Exercise requirements: Print out every record exactly as it appears.

begin Available records

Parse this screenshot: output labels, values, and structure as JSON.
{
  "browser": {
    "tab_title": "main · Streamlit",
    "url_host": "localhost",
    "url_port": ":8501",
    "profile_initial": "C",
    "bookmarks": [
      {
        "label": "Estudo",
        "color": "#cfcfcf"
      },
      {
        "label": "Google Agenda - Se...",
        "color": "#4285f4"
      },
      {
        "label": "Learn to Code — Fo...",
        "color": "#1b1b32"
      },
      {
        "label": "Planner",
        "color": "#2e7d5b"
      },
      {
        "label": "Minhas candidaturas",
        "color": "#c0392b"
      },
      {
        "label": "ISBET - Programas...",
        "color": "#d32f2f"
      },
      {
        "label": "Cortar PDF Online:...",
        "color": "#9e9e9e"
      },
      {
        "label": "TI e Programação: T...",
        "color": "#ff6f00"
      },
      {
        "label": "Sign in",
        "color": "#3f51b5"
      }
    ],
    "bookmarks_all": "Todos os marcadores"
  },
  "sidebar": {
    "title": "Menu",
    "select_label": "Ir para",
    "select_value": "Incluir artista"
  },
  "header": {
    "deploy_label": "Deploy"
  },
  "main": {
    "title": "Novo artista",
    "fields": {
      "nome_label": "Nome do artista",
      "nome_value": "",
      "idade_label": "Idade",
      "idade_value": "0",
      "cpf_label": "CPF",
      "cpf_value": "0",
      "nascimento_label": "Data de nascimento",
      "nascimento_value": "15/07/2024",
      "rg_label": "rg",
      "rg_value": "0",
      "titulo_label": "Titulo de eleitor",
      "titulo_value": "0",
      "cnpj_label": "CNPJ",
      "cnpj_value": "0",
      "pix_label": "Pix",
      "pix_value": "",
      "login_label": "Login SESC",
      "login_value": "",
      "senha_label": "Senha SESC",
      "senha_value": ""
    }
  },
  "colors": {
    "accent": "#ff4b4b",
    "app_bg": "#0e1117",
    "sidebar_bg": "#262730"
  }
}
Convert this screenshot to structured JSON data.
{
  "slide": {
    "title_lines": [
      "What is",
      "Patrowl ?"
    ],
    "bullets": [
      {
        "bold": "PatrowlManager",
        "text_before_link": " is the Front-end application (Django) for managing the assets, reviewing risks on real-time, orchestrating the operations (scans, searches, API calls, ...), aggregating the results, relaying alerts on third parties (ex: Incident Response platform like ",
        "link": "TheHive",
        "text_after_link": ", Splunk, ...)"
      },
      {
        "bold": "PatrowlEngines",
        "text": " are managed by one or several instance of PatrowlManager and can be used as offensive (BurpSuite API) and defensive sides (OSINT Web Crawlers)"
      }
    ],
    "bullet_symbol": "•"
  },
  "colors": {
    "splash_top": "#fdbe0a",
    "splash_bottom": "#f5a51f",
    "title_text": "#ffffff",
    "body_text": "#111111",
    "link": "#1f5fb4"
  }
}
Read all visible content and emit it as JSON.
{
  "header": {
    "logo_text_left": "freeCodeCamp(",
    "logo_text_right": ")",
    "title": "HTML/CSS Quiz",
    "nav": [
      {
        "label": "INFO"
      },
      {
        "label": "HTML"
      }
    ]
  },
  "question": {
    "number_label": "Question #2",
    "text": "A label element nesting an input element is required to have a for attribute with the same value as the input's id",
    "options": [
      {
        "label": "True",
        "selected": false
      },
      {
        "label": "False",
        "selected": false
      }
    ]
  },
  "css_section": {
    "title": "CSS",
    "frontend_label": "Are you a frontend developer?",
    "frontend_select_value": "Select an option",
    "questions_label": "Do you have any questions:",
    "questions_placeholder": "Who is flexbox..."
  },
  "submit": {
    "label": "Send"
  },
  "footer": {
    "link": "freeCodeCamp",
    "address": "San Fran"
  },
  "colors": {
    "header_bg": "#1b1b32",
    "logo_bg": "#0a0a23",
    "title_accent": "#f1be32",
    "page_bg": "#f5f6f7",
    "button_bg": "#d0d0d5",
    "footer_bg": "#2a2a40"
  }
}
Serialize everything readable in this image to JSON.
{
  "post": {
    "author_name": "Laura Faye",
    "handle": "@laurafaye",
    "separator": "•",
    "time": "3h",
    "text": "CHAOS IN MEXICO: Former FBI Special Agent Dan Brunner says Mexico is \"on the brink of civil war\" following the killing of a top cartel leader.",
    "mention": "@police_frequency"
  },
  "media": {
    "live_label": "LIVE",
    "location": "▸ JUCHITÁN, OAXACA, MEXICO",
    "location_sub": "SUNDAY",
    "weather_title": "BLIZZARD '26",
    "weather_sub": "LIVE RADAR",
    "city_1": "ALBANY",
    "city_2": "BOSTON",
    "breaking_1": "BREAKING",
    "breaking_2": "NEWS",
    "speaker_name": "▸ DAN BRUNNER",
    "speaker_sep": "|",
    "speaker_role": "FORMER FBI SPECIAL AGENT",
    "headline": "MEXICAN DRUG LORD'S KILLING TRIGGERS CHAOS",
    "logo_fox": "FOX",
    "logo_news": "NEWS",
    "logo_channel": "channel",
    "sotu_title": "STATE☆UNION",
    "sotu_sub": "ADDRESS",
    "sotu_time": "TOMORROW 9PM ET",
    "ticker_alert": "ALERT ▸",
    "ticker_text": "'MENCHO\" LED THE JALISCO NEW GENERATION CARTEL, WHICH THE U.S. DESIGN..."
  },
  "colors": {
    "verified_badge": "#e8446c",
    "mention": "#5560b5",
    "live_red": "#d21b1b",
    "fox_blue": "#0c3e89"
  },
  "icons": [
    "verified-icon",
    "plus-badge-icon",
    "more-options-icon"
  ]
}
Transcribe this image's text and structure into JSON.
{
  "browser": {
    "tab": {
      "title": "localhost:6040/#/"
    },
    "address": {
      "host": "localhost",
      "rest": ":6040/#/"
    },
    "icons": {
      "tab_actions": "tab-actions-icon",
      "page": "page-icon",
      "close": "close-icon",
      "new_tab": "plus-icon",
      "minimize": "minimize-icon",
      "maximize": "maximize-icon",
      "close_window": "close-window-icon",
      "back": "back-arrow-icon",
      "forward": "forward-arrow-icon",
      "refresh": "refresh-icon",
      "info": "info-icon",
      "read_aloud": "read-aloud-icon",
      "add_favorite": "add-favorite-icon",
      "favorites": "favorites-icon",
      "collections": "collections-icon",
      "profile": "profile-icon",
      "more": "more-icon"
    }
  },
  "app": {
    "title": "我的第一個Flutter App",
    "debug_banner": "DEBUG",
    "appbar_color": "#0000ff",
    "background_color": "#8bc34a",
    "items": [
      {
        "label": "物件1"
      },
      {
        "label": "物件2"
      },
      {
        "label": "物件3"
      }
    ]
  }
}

end Available records

Result of this task:
Parse this screenshot: output labels, values, and structure as JSON.
{
  "browser": {
    "tab_title": "main · Streamlit",
    "url_host": "localhost",
    "url_port": ":8501",
    "profile_initial": "C",
    "bookmarks": [
      {
        "label": "Estudo",
        "color": "#cfcfcf"
      },
      {
        "label": "Google Agenda - Se...",
        "color": "#4285f4"
      },
      {
        "label": "Learn to Code — Fo...",
        "color": "#1b1b32"
      },
      {
        "label": "Planner",
        "color": "#2e7d5b"
      },
      {
        "label": "Minhas candidaturas",
        "color": "#c0392b"
      },
      {
        "label": "ISBET - Programas...",
        "color": "#d32f2f"
      },
      {
        "label": "Cortar PDF Online:...",
        "color": "#9e9e9e"
      },
      {
        "label": "TI e Programação: T...",
        "color": "#ff6f00"
      },
      {
        "label": "Sign in",
        "color": "#3f51b5"
      }
    ],
    "bookmarks_all": "Todos os marcadores"
  },
  "sidebar": {
    "title": "Menu",
    "select_label": "Ir para",
    "select_value": "Incluir artista"
  },
  "header": {
    "deploy_label": "Deploy"
  },
  "main": {
    "title": "Novo artista",
    "fields": {
      "nome_label": "Nome do artista",
      "nome_value": "",
      "idade_label": "Idade",
      "idade_value": "0",
      "cpf_label": "CPF",
      "cpf_value": "0",
      "nascimento_label": "Data de nascimento",
      "nascimento_value": "15/07/2024",
      "rg_label": "rg",
      "rg_value": "0",
      "titulo_label": "Titulo de eleitor",
      "titulo_value": "0",
      "cnpj_label": "CNPJ",
      "cnpj_value": "0",
      "pix_label": "Pix",
      "pix_value": "",
      "login_label": "Login SESC",
      "login_value": "",
      "senha_label": "Senha SESC",
      "senha_value": ""
    }
  },
  "colors": {
    "accent": "#ff4b4b",
    "app_bg": "#0e1117",
    "sidebar_bg": "#262730"
  }
}
Convert this screenshot to structured JSON data.
{
  "slide": {
    "title_lines": [
      "What is",
      "Patrowl ?"
    ],
    "bullets": [
      {
        "bold": "PatrowlManager",
        "text_before_link": " is the Front-end application (Django) for managing the assets, reviewing risks on real-time, orchestrating the operations (scans, searches, API calls, ...), aggregating the results, relaying alerts on third parties (ex: Incident Response platform like ",
        "link": "TheHive",
        "text_after_link": ", Splunk, ...)"
      },
      {
        "bold": "PatrowlEngines",
        "text": " are managed by one or several instance of PatrowlManager and can be used as offensive (BurpSuite API) and defensive sides (OSINT Web Crawlers)"
      }
    ],
    "bullet_symbol": "•"
  },
  "colors": {
    "splash_top": "#fdbe0a",
    "splash_bottom": "#f5a51f",
    "title_text": "#ffffff",
    "body_text": "#111111",
    "link": "#1f5fb4"
  }
}
Read all visible content and emit it as JSON.
{
  "header": {
    "logo_text_left": "freeCodeCamp(",
    "logo_text_right": ")",
    "title": "HTML/CSS Quiz",
    "nav": [
      {
        "label": "INFO"
      },
      {
        "label": "HTML"
      }
    ]
  },
  "question": {
    "number_label": "Question #2",
    "text": "A label element nesting an input element is required to have a for attribute with the same value as the input's id",
    "options": [
      {
        "label": "True",
        "selected": false
      },
      {
        "label": "False",
        "selected": false
      }
    ]
  },
  "css_section": {
    "title": "CSS",
    "frontend_label": "Are you a frontend developer?",
    "frontend_select_value": "Select an option",
    "questions_label": "Do you have any questions:",
    "questions_placeholder": "Who is flexbox..."
  },
  "submit": {
    "label": "Send"
  },
  "footer": {
    "link": "freeCodeCamp",
    "address": "San Fran"
  },
  "colors": {
    "header_bg": "#1b1b32",
    "logo_bg": "#0a0a23",
    "title_accent": "#f1be32",
    "page_bg": "#f5f6f7",
    "button_bg": "#d0d0d5",
    "footer_bg": "#2a2a40"
  }
}
Serialize everything readable in this image to JSON.
{
  "post": {
    "author_name": "Laura Faye",
    "handle": "@laurafaye",
    "separator": "•",
    "time": "3h",
    "text": "CHAOS IN MEXICO: Former FBI Special Agent Dan Brunner says Mexico is \"on the brink of civil war\" following the killing of a top cartel leader.",
    "mention": "@police_frequency"
  },
  "media": {
    "live_label": "LIVE",
    "location": "▸ JUCHITÁN, OAXACA, MEXICO",
    "location_sub": "SUNDAY",
    "weather_title": "BLIZZARD '26",
    "weather_sub": "LIVE RADAR",
    "city_1": "ALBANY",
    "city_2": "BOSTON",
    "breaking_1": "BREAKING",
    "breaking_2": "NEWS",
    "speaker_name": "▸ DAN BRUNNER",
    "speaker_sep": "|",
    "speaker_role": "FORMER FBI SPECIAL AGENT",
    "headline": "MEXICAN DRUG LORD'S KILLING TRIGGERS CHAOS",
    "logo_fox": "FOX",
    "logo_news": "NEWS",
    "logo_channel": "channel",
    "sotu_title": "STATE☆UNION",
    "sotu_sub": "ADDRESS",
    "sotu_time": "TOMORROW 9PM ET",
    "ticker_alert": "ALERT ▸",
    "ticker_text": "'MENCHO\" LED THE JALISCO NEW GENERATION CARTEL, WHICH THE U.S. DESIGN..."
  },
  "colors": {
    "verified_badge": "#e8446c",
    "mention": "#5560b5",
    "live_red": "#d21b1b",
    "fox_blue": "#0c3e89"
  },
  "icons": [
    "verified-icon",
    "plus-badge-icon",
    "more-options-icon"
  ]
}
Transcribe this image's text and structure into JSON.
{
  "browser": {
    "tab": {
      "title": "localhost:6040/#/"
    },
    "address": {
      "host": "localhost",
      "rest": ":6040/#/"
    },
    "icons": {
      "tab_actions": "tab-actions-icon",
      "page": "page-icon",
      "close": "close-icon",
      "new_tab": "plus-icon",
      "minimize": "minimize-icon",
      "maximize": "maximize-icon",
      "close_window": "close-window-icon",
      "back": "back-arrow-icon",
      "forward": "forward-arrow-icon",
      "refresh": "refresh-icon",
      "info": "info-icon",
      "read_aloud": "read-aloud-icon",
      "add_favorite": "add-favorite-icon",
      "favorites": "favorites-icon",
      "collections": "collections-icon",
      "profile": "profile-icon",
      "more": "more-icon"
    }
  },
  "app": {
    "title": "我的第一個Flutter App",
    "debug_banner": "DEBUG",
    "appbar_color": "#0000ff",
    "background_color": "#8bc34a",
    "items": [
      {
        "label": "物件1"
      },
      {
        "label": "物件2"
      },
      {
        "label": "物件3"
      }
    ]
  }
}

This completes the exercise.